Repeat the listing below in full, exactly as it stands.
_____
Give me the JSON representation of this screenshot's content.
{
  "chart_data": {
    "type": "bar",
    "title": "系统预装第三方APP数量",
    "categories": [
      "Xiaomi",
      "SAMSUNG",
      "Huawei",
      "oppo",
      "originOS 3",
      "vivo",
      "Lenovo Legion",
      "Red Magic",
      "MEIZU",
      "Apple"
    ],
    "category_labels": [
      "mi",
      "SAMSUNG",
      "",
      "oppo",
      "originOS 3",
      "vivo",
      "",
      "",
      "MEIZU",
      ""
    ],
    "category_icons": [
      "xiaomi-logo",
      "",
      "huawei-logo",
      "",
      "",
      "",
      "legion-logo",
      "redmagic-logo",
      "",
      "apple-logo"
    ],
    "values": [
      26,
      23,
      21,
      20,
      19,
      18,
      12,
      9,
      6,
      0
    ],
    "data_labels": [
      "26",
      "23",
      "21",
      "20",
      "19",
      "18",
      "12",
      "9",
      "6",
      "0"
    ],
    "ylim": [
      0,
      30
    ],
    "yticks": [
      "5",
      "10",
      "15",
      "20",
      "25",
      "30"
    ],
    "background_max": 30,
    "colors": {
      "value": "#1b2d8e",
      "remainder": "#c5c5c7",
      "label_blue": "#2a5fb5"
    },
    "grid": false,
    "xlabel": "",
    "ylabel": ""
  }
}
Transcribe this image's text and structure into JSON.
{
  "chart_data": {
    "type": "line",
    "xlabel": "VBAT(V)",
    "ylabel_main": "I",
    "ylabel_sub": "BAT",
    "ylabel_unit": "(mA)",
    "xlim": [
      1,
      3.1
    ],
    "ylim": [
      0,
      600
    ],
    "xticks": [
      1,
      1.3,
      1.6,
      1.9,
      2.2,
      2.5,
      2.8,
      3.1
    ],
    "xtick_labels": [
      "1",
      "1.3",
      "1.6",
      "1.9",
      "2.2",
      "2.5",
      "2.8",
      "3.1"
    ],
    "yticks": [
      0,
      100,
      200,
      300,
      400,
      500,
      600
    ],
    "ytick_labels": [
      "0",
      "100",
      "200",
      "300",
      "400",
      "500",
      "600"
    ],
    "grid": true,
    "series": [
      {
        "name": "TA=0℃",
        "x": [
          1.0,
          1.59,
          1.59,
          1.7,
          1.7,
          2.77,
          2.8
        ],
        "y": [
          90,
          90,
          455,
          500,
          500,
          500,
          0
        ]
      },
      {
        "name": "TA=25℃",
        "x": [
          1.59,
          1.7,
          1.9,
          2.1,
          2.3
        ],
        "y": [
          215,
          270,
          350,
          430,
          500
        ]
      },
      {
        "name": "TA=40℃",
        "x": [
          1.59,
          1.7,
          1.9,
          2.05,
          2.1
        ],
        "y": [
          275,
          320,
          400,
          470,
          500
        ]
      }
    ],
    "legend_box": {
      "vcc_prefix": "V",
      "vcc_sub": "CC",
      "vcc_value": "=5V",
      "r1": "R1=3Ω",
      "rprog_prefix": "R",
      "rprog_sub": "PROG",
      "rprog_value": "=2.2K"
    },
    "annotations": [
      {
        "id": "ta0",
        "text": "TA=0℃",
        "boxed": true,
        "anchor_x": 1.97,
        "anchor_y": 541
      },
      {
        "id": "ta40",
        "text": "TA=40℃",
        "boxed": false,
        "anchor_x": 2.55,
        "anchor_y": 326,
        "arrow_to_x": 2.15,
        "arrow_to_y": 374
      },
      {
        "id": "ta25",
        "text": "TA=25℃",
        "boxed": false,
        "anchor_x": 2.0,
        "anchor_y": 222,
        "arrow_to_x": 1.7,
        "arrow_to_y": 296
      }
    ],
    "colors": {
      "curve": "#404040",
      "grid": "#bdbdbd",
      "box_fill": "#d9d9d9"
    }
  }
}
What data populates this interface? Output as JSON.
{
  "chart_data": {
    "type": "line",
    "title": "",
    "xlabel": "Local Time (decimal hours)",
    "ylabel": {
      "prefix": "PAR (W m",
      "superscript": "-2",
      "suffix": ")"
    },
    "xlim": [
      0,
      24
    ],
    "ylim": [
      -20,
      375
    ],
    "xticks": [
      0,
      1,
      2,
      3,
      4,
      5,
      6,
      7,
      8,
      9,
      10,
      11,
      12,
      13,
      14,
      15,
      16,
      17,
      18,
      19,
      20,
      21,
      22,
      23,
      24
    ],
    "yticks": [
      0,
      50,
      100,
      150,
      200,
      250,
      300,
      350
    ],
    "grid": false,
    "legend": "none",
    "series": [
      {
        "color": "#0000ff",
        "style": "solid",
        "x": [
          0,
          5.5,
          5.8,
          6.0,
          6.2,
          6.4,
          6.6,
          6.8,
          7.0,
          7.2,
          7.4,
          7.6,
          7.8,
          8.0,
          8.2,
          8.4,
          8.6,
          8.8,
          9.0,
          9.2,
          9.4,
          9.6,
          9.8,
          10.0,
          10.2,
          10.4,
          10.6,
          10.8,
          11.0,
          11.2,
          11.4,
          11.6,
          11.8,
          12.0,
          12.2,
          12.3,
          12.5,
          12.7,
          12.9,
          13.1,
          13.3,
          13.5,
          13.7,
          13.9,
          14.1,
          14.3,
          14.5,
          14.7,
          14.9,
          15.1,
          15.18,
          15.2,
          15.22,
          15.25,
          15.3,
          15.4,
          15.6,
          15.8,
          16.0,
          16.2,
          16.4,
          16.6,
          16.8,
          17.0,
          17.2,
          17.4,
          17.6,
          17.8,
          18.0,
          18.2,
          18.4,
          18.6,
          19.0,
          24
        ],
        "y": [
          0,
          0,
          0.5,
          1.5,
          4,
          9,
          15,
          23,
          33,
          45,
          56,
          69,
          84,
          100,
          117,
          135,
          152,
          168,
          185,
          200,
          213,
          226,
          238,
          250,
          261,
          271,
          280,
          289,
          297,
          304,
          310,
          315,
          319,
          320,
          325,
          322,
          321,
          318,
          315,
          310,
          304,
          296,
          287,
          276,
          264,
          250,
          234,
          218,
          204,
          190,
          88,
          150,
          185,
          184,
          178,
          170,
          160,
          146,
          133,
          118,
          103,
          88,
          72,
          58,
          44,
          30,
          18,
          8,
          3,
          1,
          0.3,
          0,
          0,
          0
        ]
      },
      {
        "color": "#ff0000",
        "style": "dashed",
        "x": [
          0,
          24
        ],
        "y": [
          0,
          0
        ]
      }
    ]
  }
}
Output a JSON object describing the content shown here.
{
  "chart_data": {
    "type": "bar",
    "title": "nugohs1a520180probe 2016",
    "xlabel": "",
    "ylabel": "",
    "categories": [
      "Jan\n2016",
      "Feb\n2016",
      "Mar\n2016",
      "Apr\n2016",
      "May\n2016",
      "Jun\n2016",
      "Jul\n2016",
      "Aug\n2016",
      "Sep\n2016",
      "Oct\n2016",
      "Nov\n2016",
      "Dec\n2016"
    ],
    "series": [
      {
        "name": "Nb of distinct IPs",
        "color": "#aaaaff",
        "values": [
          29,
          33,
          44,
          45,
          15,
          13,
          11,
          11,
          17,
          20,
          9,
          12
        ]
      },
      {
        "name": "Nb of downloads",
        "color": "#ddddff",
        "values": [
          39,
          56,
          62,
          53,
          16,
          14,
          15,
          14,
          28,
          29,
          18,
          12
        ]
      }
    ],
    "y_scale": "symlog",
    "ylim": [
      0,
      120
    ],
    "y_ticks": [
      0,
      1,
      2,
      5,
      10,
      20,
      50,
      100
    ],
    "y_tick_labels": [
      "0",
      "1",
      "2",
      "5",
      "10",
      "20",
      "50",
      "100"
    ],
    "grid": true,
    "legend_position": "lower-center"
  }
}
_____
# Written response
Give me the JSON representation of this screenshot's content.
{
  "chart_data": {
    "type": "bar",
    "title": "系统预装第三方APP数量",
    "categories": [
      "Xiaomi",
      "SAMSUNG",
      "Huawei",
      "oppo",
      "originOS 3",
      "vivo",
      "Lenovo Legion",
      "Red Magic",
      "MEIZU",
      "Apple"
    ],
    "category_labels": [
      "mi",
      "SAMSUNG",
      "",
      "oppo",
      "originOS 3",
      "vivo",
      "",
      "",
      "MEIZU",
      ""
    ],
    "category_icons": [
      "xiaomi-logo",
      "",
      "huawei-logo",
      "",
      "",
      "",
      "legion-logo",
      "redmagic-logo",
      "",
      "apple-logo"
    ],
    "values": [
      26,
      23,
      21,
      20,
      19,
      18,
      12,
      9,
      6,
      0
    ],
    "data_labels": [
      "26",
      "23",
      "21",
      "20",
      "19",
      "18",
      "12",
      "9",
      "6",
      "0"
    ],
    "ylim": [
      0,
      30
    ],
    "yticks": [
      "5",
      "10",
      "15",
      "20",
      "25",
      "30"
    ],
    "background_max": 30,
    "colors": {
      "value": "#1b2d8e",
      "remainder": "#c5c5c7",
      "label_blue": "#2a5fb5"
    },
    "grid": false,
    "xlabel": "",
    "ylabel": ""
  }
}
Transcribe this image's text and structure into JSON.
{
  "chart_data": {
    "type": "line",
    "xlabel": "VBAT(V)",
    "ylabel_main": "I",
    "ylabel_sub": "BAT",
    "ylabel_unit": "(mA)",
    "xlim": [
      1,
      3.1
    ],
    "ylim": [
      0,
      600
    ],
    "xticks": [
      1,
      1.3,
      1.6,
      1.9,
      2.2,
      2.5,
      2.8,
      3.1
    ],
    "xtick_labels": [
      "1",
      "1.3",
      "1.6",
      "1.9",
      "2.2",
      "2.5",
      "2.8",
      "3.1"
    ],
    "yticks": [
      0,
      100,
      200,
      300,
      400,
      500,
      600
    ],
    "ytick_labels": [
      "0",
      "100",
      "200",
      "300",
      "400",
      "500",
      "600"
    ],
    "grid": true,
    "series": [
      {
        "name": "TA=0℃",
        "x": [
          1.0,
          1.59,
          1.59,
          1.7,
          1.7,
          2.77,
          2.8
        ],
        "y": [
          90,
          90,
          455,
          500,
          500,
          500,
          0
        ]
      },
      {
        "name": "TA=25℃",
        "x": [
          1.59,
          1.7,
          1.9,
          2.1,
          2.3
        ],
        "y": [
          215,
          270,
          350,
          430,
          500
        ]
      },
      {
        "name": "TA=40℃",
        "x": [
          1.59,
          1.7,
          1.9,
          2.05,
          2.1
        ],
        "y": [
          275,
          320,
          400,
          470,
          500
        ]
      }
    ],
    "legend_box": {
      "vcc_prefix": "V",
      "vcc_sub": "CC",
      "vcc_value": "=5V",
      "r1": "R1=3Ω",
      "rprog_prefix": "R",
      "rprog_sub": "PROG",
      "rprog_value": "=2.2K"
    },
    "annotations": [
      {
        "id": "ta0",
        "text": "TA=0℃",
        "boxed": true,
        "anchor_x": 1.97,
        "anchor_y": 541
      },
      {
        "id": "ta40",
        "text": "TA=40℃",
        "boxed": false,
        "anchor_x": 2.55,
        "anchor_y": 326,
        "arrow_to_x": 2.15,
        "arrow_to_y": 374
      },
      {
        "id": "ta25",
        "text": "TA=25℃",
        "boxed": false,
        "anchor_x": 2.0,
        "anchor_y": 222,
        "arrow_to_x": 1.7,
        "arrow_to_y": 296
      }
    ],
    "colors": {
      "curve": "#404040",
      "grid": "#bdbdbd",
      "box_fill": "#d9d9d9"
    }
  }
}
What data populates this interface? Output as JSON.
{
  "chart_data": {
    "type": "line",
    "title": "",
    "xlabel": "Local Time (decimal hours)",
    "ylabel": {
      "prefix": "PAR (W m",
      "superscript": "-2",
      "suffix": ")"
    },
    "xlim": [
      0,
      24
    ],
    "ylim": [
      -20,
      375
    ],
    "xticks": [
      0,
      1,
      2,
      3,
      4,
      5,
      6,
      7,
      8,
      9,
      10,
      11,
      12,
      13,
      14,
      15,
      16,
      17,
      18,
      19,
      20,
      21,
      22,
      23,
      24
    ],
    "yticks": [
      0,
      50,
      100,
      150,
      200,
      250,
      300,
      350
    ],
    "grid": false,
    "legend": "none",
    "series": [
      {
        "color": "#0000ff",
        "style": "solid",
        "x": [
          0,
          5.5,
          5.8,
          6.0,
          6.2,
          6.4,
          6.6,
          6.8,
          7.0,
          7.2,
          7.4,
          7.6,
          7.8,
          8.0,
          8.2,
          8.4,
          8.6,
          8.8,
          9.0,
          9.2,
          9.4,
          9.6,
          9.8,
          10.0,
          10.2,
          10.4,
          10.6,
          10.8,
          11.0,
          11.2,
          11.4,
          11.6,
          11.8,
          12.0,
          12.2,
          12.3,
          12.5,
          12.7,
          12.9,
          13.1,
          13.3,
          13.5,
          13.7,
          13.9,
          14.1,
          14.3,
          14.5,
          14.7,
          14.9,
          15.1,
          15.18,
          15.2,
          15.22,
          15.25,
          15.3,
          15.4,
          15.6,
          15.8,
          16.0,
          16.2,
          16.4,
          16.6,
          16.8,
          17.0,
          17.2,
          17.4,
          17.6,
          17.8,
          18.0,
          18.2,
          18.4,
          18.6,
          19.0,
          24
        ],
        "y": [
          0,
          0,
          0.5,
          1.5,
          4,
          9,
          15,
          23,
          33,
          45,
          56,
          69,
          84,
          100,
          117,
          135,
          152,
          168,
          185,
          200,
          213,
          226,
          238,
          250,
          261,
          271,
          280,
          289,
          297,
          304,
          310,
          315,
          319,
          320,
          325,
          322,
          321,
          318,
          315,
          310,
          304,
          296,
          287,
          276,
          264,
          250,
          234,
          218,
          204,
          190,
          88,
          150,
          185,
          184,
          178,
          170,
          160,
          146,
          133,
          118,
          103,
          88,
          72,
          58,
          44,
          30,
          18,
          8,
          3,
          1,
          0.3,
          0,
          0,
          0
        ]
      },
      {
        "color": "#ff0000",
        "style": "dashed",
        "x": [
          0,
          24
        ],
        "y": [
          0,
          0
        ]
      }
    ]
  }
}
Output a JSON object describing the content shown here.
{
  "chart_data": {
    "type": "bar",
    "title": "nugohs1a520180probe 2016",
    "xlabel": "",
    "ylabel": "",
    "categories": [
      "Jan\n2016",
      "Feb\n2016",
      "Mar\n2016",
      "Apr\n2016",
      "May\n2016",
      "Jun\n2016",
      "Jul\n2016",
      "Aug\n2016",
      "Sep\n2016",
      "Oct\n2016",
      "Nov\n2016",
      "Dec\n2016"
    ],
    "series": [
      {
        "name": "Nb of distinct IPs",
        "color": "#aaaaff",
        "values": [
          29,
          33,
          44,
          45,
          15,
          13,
          11,
          11,
          17,
          20,
          9,
          12
        ]
      },
      {
        "name": "Nb of downloads",
        "color": "#ddddff",
        "values": [
          39,
          56,
          62,
          53,
          16,
          14,
          15,
          14,
          28,
          29,
          18,
          12
        ]
      }
    ],
    "y_scale": "symlog",
    "ylim": [
      0,
      120
    ],
    "y_ticks": [
      0,
      1,
      2,
      5,
      10,
      20,
      50,
      100
    ],
    "y_tick_labels": [
      "0",
      "1",
      "2",
      "5",
      "10",
      "20",
      "50",
      "100"
    ],
    "grid": true,
    "legend_position": "lower-center"
  }
}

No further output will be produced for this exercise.